Exercise goal:
Give the number of lines that include the word "nota", and nothing else.

Excerpted records:
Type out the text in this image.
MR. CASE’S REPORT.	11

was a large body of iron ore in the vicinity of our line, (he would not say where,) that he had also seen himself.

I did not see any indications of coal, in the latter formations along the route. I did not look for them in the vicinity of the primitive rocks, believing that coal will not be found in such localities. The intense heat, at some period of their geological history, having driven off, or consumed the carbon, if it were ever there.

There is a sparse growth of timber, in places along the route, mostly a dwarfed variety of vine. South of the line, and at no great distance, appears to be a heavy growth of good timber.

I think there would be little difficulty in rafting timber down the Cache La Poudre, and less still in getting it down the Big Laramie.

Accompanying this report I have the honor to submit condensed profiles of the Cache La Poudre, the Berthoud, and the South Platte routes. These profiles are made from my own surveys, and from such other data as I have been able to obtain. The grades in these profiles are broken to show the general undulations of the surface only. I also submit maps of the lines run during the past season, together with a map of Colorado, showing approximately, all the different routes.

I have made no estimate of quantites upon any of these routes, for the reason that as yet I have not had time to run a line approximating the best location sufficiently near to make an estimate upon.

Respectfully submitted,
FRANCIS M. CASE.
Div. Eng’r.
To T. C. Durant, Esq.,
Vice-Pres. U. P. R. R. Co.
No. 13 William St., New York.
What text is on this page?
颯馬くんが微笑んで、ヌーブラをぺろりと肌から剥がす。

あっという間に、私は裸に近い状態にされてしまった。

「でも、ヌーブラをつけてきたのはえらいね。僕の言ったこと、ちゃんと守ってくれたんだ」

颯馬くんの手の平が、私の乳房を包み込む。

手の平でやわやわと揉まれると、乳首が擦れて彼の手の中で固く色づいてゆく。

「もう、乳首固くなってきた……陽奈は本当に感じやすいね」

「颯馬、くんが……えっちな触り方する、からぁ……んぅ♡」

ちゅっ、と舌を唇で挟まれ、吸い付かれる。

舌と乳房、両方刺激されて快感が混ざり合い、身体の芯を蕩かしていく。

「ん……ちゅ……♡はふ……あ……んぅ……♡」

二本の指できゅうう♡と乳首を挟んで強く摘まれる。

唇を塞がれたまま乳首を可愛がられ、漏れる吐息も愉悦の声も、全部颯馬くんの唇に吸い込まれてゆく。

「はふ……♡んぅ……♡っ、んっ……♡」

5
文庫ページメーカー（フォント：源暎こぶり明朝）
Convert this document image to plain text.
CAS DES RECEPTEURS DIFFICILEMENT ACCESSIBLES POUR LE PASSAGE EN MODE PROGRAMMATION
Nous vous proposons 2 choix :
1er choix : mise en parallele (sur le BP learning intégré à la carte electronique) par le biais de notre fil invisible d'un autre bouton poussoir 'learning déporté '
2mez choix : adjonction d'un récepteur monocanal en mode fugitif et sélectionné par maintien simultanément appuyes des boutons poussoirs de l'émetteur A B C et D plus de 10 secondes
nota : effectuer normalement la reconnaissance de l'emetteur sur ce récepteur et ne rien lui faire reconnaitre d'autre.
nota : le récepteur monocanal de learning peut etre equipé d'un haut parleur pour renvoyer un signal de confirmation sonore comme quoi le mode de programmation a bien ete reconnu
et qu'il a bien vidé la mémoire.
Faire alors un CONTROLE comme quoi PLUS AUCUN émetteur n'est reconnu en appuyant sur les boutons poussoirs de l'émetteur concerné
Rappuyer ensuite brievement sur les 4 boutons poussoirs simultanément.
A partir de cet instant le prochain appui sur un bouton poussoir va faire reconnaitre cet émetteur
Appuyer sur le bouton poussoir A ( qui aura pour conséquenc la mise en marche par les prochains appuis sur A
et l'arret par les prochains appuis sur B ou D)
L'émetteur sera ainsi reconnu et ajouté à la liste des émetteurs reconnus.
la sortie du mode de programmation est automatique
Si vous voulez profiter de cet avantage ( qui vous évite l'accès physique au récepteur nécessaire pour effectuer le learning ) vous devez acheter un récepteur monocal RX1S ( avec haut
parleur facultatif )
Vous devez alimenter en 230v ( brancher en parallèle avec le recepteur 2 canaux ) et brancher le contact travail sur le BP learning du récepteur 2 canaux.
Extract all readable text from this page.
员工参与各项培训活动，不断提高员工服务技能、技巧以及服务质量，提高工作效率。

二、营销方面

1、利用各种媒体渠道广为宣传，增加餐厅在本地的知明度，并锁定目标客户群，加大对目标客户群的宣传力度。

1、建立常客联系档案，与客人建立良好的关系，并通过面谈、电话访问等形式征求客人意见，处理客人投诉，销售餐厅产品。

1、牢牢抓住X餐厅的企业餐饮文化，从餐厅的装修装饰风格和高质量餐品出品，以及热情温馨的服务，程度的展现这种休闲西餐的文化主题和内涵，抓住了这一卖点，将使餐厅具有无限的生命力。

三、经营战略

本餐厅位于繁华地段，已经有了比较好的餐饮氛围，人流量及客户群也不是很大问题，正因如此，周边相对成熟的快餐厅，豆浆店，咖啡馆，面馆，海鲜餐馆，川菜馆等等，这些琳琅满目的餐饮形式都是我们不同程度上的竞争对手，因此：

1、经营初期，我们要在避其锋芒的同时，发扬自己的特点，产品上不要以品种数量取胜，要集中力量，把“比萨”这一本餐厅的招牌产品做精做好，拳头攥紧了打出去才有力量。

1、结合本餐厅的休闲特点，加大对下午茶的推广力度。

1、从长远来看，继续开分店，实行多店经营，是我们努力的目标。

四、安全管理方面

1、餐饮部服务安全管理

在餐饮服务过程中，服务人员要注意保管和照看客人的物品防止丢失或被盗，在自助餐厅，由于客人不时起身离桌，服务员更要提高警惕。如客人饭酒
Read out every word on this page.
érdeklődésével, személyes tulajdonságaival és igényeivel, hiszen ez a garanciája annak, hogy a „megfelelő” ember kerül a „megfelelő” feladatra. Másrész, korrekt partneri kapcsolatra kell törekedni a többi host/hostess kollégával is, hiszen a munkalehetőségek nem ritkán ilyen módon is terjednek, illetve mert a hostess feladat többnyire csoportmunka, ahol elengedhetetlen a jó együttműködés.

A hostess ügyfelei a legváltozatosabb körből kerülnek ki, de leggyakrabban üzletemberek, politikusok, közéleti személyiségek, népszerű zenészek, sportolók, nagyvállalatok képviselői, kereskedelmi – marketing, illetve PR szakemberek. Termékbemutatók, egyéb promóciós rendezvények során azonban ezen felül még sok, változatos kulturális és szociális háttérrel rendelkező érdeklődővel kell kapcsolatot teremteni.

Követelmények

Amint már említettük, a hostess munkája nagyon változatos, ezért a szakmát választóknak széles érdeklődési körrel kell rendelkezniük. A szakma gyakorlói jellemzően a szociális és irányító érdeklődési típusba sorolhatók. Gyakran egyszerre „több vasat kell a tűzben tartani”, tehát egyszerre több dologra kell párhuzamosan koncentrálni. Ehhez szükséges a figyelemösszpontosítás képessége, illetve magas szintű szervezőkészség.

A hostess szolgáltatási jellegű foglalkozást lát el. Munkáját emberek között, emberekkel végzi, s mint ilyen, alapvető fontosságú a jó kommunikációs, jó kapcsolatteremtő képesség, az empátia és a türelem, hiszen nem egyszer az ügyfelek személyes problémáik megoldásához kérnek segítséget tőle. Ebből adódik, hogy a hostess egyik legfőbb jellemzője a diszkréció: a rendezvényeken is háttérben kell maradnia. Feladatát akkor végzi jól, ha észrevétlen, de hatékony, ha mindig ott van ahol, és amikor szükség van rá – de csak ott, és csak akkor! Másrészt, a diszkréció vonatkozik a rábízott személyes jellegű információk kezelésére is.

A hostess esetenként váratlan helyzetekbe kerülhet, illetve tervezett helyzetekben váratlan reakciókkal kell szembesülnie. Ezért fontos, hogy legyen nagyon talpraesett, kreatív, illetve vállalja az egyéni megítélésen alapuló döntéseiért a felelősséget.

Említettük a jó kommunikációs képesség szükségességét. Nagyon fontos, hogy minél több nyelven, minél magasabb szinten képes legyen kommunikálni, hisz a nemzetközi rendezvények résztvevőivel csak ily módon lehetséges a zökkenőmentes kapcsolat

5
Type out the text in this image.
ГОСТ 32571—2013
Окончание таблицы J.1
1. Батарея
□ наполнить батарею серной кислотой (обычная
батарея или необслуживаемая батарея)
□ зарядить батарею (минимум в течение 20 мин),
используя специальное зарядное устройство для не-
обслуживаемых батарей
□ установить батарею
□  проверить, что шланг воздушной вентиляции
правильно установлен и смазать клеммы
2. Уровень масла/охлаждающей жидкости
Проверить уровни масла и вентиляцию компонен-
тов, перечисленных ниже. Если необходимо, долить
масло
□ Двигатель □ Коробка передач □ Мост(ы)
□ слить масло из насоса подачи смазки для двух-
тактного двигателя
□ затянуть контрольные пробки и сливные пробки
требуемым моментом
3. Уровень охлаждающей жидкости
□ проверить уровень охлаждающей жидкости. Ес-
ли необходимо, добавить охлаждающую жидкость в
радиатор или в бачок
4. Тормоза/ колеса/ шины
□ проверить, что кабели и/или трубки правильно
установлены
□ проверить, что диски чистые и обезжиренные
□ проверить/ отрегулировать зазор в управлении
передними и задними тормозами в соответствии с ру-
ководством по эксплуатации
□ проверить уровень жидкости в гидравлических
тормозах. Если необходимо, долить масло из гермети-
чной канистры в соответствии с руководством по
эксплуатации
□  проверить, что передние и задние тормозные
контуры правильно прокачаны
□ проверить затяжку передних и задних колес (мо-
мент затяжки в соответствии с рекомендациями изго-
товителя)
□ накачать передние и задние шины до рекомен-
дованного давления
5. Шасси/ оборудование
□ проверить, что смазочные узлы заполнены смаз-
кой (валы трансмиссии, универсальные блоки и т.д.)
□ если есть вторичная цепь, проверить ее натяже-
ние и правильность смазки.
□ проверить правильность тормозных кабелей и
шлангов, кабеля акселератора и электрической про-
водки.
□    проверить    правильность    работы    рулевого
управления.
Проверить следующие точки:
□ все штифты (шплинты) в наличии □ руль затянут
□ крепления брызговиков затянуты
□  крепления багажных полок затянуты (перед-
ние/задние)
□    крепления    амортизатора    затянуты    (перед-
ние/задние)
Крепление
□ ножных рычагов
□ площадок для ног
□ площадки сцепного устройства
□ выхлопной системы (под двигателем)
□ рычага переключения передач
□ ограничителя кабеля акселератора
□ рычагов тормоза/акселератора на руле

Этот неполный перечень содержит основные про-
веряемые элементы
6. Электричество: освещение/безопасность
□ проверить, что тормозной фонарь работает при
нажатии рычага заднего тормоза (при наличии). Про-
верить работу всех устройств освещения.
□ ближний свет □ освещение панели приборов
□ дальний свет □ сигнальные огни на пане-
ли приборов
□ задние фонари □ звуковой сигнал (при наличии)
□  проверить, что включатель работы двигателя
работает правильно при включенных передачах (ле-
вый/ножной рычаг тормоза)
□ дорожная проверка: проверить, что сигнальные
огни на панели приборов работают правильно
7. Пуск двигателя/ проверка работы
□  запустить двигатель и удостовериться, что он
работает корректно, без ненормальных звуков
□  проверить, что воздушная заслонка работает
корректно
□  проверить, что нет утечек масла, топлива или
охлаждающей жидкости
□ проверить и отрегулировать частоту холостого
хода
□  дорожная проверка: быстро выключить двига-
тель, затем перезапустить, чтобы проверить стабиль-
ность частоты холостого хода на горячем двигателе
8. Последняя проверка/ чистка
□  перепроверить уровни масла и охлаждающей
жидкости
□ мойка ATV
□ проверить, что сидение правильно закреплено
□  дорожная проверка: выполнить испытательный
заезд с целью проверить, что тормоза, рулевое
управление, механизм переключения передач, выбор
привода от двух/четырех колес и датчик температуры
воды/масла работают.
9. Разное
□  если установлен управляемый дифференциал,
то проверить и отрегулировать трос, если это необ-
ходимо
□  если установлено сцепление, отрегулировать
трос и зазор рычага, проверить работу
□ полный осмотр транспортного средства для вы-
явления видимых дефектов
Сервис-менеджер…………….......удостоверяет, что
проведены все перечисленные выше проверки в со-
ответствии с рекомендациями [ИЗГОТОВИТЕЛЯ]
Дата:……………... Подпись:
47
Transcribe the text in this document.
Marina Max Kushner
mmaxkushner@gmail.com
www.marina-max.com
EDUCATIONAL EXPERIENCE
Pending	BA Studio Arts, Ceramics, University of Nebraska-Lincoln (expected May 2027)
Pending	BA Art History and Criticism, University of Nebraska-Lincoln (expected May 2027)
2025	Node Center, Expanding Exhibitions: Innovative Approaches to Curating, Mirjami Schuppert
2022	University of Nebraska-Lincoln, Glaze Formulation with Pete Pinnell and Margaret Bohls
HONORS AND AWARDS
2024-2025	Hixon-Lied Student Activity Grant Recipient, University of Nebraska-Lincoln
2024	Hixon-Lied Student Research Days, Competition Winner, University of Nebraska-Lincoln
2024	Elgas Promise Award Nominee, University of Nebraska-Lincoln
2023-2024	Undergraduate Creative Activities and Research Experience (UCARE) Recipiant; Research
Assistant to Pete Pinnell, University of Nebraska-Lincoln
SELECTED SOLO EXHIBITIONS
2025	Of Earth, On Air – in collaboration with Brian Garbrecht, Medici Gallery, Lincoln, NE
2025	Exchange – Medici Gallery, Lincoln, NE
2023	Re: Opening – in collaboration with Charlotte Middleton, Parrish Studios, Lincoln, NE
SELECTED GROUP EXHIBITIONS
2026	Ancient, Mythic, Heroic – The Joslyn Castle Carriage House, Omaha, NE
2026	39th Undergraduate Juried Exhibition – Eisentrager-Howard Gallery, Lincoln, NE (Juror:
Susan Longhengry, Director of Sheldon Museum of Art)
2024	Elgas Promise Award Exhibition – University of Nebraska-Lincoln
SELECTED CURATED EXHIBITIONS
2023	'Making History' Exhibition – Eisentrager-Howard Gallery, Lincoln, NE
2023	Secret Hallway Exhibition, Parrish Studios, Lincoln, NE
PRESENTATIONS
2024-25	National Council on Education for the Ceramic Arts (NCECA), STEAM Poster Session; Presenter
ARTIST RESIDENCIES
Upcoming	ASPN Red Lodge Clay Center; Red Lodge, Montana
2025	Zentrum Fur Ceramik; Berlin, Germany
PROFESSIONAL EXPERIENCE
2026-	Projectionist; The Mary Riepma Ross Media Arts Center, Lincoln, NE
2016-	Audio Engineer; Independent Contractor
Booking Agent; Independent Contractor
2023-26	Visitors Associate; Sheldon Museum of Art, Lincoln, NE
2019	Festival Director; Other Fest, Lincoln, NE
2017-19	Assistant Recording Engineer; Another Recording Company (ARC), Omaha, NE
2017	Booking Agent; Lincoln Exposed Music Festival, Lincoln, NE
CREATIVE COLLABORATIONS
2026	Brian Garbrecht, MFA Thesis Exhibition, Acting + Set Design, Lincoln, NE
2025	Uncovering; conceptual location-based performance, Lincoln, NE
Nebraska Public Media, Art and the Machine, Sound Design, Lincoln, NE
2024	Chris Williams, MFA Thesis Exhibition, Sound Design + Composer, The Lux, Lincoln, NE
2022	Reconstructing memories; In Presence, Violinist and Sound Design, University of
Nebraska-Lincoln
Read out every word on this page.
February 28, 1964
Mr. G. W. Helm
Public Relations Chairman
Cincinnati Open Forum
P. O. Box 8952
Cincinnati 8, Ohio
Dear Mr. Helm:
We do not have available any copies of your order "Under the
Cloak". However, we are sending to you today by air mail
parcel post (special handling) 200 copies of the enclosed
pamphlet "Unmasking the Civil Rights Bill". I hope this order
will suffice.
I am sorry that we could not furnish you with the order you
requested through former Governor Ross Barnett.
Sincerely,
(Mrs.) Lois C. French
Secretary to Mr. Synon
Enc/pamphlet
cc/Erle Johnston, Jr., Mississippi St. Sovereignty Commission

Written answer:
2